* [Excerpted text]:
The pointedly contemporary music video sequence does seem out of kilter set against the vintage toys that are featured in the intricately choreographed climax of the film. The use of antique rather than new toys was another of Scarfiotti’s contributions.

“Fox insisted I go to the toy fair in New York--I went and it wasn’t very interesting,” he says. “After seeing all the modern toys I decided to go with the old windup ones, which we had duplicated in three versions: motionless toys, moving special-effects toys and breakaway toys that would explode. There were three versions of each toy, and 10 copies of each type--it was very expensive.

* [Task objective]:
Continue the passage on Scarfiotti's windup toys for the film's climax, picking up after its last sentence.

* [Listed records]:
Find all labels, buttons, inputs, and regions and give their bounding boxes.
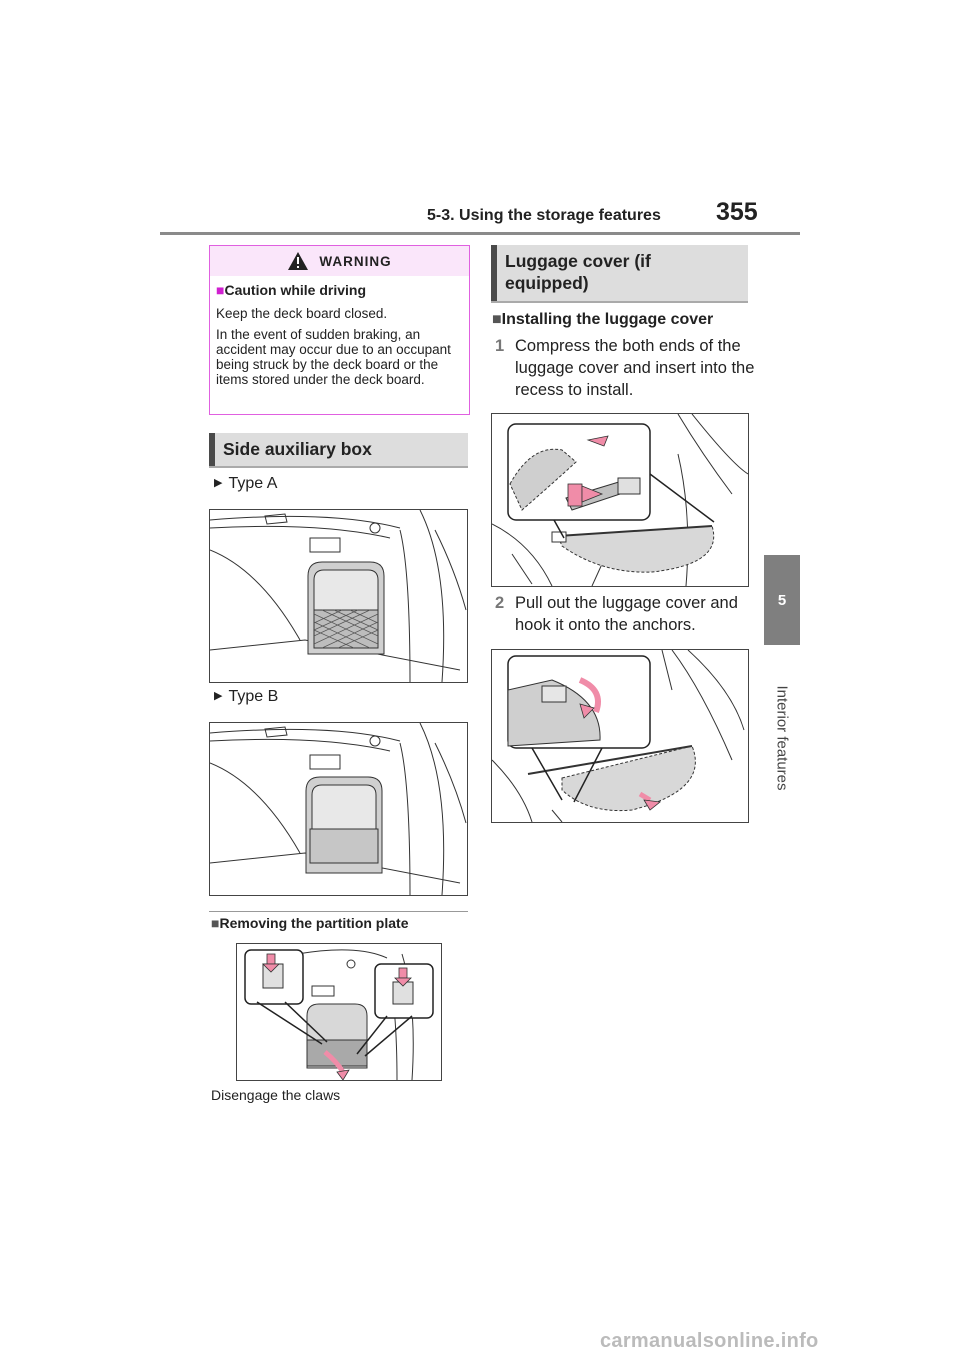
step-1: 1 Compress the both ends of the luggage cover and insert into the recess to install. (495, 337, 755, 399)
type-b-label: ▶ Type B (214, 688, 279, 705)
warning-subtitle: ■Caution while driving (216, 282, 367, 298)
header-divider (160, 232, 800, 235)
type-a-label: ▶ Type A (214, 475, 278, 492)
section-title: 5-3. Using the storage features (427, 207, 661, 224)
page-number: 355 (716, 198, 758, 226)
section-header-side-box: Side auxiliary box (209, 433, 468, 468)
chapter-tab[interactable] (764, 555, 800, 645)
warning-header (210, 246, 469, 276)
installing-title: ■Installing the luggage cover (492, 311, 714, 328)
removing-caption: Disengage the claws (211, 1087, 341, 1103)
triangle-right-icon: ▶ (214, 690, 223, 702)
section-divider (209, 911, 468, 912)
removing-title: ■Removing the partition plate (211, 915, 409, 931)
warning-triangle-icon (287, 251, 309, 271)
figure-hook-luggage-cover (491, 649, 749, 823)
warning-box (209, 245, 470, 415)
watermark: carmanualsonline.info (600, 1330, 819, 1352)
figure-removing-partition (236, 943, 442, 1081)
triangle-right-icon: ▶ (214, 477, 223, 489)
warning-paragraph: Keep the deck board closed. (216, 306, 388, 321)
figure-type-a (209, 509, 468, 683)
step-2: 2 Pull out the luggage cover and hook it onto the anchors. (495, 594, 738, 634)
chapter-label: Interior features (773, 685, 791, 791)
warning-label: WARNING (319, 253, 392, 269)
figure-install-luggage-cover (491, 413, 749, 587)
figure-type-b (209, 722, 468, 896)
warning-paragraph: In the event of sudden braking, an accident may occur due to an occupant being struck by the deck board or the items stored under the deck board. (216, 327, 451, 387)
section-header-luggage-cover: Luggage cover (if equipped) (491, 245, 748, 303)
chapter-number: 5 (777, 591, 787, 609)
* * *
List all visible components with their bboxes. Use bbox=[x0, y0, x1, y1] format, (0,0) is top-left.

* [The answer]:
“When word gets out that a film like this is in the works, people start calling up,” Scarfiotti adds, “and this guy named Alan Adler who’s an obsessive toy buff with a huge collection of toys called us and he wound up making an immeasurable contribution to the film. He knows toy collectors all around the world, and he helped us get the toys we needed together. Most of the ones we ended up using are friction or windup toys from the turn of the century through the early ‘50s, made of tin plate, celluloid or very thin plastic that gives off a translucent glow when you paint it.”

And where are all these beautifully glowing toys now? Though Scarfiotti says Levinson claimed them when the film wrapped, the director himself innocently insists that Fox kept them and has them stored on the lot.